= WHAT TO DO =
Every line of the data that contains the string "went" must be copied.

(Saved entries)
* * * *

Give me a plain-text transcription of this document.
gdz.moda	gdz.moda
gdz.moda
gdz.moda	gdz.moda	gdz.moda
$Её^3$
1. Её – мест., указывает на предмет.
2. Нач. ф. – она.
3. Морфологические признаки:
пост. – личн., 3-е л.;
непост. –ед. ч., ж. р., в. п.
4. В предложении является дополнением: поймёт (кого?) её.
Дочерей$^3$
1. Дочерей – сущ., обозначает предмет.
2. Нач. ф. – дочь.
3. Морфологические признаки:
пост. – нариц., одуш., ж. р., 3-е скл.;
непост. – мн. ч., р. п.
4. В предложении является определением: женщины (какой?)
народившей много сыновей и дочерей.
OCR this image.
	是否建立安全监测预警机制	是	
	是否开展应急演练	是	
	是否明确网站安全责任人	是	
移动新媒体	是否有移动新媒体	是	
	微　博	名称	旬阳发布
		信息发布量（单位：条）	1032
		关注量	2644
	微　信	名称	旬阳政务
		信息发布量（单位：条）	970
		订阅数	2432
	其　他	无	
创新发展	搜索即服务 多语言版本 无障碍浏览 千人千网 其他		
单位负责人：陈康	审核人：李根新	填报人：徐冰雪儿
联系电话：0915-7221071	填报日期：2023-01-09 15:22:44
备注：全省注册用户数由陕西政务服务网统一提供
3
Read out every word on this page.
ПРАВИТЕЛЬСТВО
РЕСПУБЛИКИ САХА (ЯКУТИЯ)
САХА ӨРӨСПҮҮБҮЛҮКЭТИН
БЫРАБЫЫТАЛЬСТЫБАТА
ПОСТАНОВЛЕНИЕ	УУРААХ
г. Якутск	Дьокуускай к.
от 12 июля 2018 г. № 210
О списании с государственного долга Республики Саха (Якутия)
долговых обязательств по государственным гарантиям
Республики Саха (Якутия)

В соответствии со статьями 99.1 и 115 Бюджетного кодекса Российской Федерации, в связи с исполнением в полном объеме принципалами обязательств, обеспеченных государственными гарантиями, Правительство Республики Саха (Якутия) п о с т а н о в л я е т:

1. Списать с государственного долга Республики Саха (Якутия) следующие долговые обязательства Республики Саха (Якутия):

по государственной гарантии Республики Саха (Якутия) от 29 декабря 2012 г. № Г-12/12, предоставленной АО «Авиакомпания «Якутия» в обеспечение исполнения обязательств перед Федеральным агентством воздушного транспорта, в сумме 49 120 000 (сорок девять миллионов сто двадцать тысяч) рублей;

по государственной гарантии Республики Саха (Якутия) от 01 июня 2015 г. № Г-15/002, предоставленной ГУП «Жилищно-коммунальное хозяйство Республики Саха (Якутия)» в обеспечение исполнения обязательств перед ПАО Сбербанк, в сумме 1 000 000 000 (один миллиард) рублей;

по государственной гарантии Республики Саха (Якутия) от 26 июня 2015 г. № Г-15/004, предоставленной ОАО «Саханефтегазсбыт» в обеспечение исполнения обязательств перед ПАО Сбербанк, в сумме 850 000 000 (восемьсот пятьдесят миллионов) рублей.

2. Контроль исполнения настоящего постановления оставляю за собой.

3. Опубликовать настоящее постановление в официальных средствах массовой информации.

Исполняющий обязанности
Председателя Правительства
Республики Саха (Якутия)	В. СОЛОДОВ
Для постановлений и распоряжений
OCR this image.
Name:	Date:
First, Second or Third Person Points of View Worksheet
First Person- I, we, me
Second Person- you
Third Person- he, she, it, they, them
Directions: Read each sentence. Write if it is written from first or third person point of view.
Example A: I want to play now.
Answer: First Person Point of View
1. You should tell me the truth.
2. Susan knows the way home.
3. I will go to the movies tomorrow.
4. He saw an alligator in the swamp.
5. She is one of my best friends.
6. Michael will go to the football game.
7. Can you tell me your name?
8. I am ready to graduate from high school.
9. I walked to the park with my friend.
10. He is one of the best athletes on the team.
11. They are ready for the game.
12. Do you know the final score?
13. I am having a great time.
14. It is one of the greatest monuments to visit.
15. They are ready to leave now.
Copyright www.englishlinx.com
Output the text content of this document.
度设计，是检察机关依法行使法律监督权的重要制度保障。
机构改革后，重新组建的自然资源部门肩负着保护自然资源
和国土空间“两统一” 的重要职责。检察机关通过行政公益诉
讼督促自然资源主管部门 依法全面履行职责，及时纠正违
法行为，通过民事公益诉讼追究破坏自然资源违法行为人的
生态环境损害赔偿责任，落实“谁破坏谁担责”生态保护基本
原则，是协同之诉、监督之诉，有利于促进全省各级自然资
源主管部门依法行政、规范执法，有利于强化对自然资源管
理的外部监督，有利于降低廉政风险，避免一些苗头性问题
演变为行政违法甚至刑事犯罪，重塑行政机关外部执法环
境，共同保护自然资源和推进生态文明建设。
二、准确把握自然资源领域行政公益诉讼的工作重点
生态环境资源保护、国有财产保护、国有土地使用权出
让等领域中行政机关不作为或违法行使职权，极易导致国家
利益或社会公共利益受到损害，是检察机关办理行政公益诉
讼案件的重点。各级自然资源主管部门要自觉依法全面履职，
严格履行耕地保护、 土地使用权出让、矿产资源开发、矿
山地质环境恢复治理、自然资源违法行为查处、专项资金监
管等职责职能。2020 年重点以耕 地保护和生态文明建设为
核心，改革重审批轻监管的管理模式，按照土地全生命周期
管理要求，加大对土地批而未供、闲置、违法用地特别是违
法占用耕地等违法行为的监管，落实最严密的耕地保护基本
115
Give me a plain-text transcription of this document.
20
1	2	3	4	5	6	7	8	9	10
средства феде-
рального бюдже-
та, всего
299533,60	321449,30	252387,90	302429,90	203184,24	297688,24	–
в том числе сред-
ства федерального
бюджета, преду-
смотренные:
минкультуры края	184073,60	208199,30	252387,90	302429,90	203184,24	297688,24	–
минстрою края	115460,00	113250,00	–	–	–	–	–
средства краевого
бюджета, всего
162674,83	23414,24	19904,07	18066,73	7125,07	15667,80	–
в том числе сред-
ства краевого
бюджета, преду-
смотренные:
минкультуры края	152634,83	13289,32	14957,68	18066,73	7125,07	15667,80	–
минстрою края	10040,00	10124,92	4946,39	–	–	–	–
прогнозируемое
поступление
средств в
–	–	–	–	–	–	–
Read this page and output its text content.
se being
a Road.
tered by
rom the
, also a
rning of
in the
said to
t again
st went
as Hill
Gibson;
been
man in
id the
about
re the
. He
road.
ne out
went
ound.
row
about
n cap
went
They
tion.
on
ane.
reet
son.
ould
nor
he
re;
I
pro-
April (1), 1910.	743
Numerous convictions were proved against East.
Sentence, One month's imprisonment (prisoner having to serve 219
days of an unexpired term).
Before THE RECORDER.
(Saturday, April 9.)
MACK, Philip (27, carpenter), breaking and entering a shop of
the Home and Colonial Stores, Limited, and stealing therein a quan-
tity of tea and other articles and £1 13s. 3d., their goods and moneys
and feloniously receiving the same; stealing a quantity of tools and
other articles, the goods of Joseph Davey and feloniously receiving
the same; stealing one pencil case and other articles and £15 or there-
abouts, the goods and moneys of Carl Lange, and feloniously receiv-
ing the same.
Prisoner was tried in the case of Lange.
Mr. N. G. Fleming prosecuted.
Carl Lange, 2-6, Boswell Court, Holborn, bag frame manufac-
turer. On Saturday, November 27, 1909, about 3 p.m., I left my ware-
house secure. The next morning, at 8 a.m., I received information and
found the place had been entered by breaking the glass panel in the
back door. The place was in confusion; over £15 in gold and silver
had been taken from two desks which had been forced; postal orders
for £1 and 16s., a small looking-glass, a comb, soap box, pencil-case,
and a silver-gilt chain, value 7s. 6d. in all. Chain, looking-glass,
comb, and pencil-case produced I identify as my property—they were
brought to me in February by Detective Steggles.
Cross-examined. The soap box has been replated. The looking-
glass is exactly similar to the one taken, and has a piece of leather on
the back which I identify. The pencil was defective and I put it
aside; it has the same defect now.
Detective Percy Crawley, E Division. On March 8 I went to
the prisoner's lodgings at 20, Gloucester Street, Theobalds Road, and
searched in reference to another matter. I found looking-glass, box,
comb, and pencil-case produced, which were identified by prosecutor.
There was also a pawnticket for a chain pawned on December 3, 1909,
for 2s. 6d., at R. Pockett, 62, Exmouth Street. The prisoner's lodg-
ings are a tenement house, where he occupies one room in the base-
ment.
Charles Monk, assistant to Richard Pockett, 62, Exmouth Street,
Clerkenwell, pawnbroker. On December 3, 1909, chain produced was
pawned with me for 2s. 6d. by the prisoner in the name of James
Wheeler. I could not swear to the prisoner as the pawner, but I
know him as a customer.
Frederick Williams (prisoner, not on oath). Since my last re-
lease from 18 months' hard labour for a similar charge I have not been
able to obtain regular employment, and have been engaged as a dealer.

* * * *

= SOLUTION FOR THIS PROBLEM =
st went
went
went
Detective Percy Crawley, E Division. On March 8 I went to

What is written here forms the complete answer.